Your objective:
Of all the lines in these entries, how many contain the string "Filed"? Give only that count.

Raw data:
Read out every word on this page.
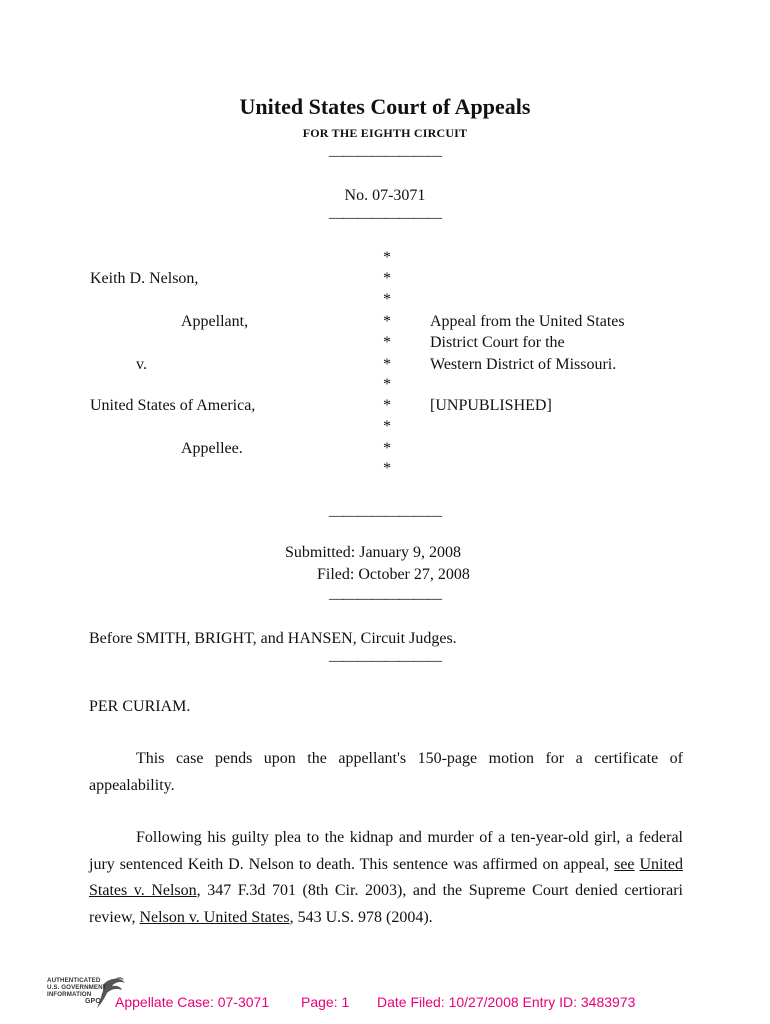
United States Court of Appeals
FOR THE EIGHTH CIRCUIT
————————
No. 07-3071
————————
Keith D. Nelson,
Appellant,
v.
United States of America,
Appellee.
*
*
*
*
*
*
*
*
*
*
*
Appeal from the United States
District Court for the
Western District of Missouri.
[UNPUBLISHED]
————————
Submitted: January 9, 2008
Filed: October 27, 2008
————————
Before SMITH, BRIGHT, and HANSEN, Circuit Judges.
————————
PER CURIAM.

This case pends upon the appellant's 150-page motion for a certificate of appealability.

Following his guilty plea to the kidnap and murder of a ten-year-old girl, a federal jury sentenced Keith D. Nelson to death. This sentence was affirmed on appeal, see United States v. Nelson, 347 F.3d 701 (8th Cir. 2003), and the Supreme Court denied certiorari review, Nelson v. United States, 543 U.S. 978 (2004).

AUTHENTICATED
U.S. GOVERNMENT
INFORMATION
GPO	Appellate Case: 07-3071 Page: 1 Date Filed: 10/27/2008 Entry ID: 3483973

Task response:
2